- [DATA FOR THE TASK]
★ ★ ★ ★

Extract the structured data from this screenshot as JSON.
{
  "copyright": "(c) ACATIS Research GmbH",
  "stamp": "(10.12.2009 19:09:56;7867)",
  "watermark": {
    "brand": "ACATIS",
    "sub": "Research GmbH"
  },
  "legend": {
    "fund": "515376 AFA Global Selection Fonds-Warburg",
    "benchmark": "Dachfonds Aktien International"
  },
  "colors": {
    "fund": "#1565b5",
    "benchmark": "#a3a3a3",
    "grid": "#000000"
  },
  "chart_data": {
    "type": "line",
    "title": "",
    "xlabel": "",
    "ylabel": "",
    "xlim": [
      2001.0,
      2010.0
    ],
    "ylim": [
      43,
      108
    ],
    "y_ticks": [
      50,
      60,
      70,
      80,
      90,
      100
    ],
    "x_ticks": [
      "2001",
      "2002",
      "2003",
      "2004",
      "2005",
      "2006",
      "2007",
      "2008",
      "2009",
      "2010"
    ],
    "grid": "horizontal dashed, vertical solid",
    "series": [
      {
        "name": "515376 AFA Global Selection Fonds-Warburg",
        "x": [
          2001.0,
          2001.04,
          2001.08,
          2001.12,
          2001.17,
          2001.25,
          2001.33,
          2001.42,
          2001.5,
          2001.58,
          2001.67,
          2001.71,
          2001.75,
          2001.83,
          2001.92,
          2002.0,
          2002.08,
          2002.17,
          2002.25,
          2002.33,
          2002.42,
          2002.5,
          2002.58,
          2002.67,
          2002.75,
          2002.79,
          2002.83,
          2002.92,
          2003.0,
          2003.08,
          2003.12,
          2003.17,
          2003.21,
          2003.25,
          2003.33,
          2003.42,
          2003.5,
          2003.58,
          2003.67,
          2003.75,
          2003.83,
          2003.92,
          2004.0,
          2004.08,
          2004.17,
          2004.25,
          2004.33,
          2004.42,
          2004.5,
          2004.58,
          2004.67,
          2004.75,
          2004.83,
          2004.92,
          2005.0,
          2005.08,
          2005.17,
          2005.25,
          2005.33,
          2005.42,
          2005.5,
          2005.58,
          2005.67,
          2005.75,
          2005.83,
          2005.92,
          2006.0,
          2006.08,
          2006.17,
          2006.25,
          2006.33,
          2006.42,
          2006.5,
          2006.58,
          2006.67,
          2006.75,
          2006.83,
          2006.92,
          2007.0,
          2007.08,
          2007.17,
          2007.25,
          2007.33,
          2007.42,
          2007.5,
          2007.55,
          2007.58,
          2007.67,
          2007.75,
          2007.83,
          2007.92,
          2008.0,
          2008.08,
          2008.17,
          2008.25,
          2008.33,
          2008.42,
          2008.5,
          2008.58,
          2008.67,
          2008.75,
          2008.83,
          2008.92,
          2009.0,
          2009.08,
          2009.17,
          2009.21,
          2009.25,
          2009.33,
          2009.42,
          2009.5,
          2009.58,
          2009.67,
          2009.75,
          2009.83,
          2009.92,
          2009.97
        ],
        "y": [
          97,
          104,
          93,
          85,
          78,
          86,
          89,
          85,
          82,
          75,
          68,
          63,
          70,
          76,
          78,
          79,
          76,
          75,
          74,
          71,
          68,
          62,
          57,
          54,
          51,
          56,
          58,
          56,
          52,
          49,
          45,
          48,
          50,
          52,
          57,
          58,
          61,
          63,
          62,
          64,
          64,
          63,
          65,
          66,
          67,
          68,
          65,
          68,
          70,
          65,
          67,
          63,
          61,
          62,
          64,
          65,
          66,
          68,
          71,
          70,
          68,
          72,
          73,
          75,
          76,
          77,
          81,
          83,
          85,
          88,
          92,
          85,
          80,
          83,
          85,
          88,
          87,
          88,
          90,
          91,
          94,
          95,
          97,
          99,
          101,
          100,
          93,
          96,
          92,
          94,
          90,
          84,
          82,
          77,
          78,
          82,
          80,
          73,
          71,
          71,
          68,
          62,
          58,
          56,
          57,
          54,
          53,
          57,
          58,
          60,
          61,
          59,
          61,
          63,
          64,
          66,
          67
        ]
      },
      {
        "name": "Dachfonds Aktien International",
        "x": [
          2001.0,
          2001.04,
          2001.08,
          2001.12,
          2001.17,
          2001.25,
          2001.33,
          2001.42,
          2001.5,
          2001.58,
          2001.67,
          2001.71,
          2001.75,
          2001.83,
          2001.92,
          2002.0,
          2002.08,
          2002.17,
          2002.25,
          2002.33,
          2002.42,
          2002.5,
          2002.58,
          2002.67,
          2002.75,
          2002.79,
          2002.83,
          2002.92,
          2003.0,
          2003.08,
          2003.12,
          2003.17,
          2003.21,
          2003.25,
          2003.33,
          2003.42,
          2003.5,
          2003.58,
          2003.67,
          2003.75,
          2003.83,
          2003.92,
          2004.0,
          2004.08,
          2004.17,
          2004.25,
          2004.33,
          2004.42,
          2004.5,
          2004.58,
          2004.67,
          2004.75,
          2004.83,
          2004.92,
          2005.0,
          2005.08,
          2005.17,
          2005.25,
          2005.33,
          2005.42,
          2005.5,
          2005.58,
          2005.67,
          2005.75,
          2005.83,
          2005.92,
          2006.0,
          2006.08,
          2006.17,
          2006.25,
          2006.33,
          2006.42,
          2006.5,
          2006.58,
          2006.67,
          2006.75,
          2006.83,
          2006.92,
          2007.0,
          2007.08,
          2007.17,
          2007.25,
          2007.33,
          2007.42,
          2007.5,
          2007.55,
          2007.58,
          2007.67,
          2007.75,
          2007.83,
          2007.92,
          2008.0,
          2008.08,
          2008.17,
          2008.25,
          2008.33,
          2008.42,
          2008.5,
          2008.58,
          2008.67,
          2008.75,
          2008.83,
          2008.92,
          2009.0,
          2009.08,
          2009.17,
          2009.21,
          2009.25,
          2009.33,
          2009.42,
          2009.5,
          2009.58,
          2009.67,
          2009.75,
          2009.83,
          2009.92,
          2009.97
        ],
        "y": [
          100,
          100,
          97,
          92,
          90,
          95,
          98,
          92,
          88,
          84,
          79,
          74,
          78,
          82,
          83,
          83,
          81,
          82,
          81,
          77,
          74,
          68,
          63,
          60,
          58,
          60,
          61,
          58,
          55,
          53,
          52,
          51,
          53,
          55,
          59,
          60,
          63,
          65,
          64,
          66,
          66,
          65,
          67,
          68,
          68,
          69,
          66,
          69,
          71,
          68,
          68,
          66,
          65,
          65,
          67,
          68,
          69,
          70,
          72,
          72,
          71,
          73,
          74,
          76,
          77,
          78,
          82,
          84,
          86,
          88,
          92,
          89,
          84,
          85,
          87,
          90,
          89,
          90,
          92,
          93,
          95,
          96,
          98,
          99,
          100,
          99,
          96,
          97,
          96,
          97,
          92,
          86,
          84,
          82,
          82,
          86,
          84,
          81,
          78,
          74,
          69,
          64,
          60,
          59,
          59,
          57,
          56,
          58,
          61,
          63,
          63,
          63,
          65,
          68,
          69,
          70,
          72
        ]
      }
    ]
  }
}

★ ★ ★ ★

- [TASK REQUIREMENTS] Single out each line of the records above with the string "Aktien" in it, and copy it.

- [THE SOLUTION]
    "benchmark": "Dachfonds Aktien International"
        "name": "Dachfonds Aktien International",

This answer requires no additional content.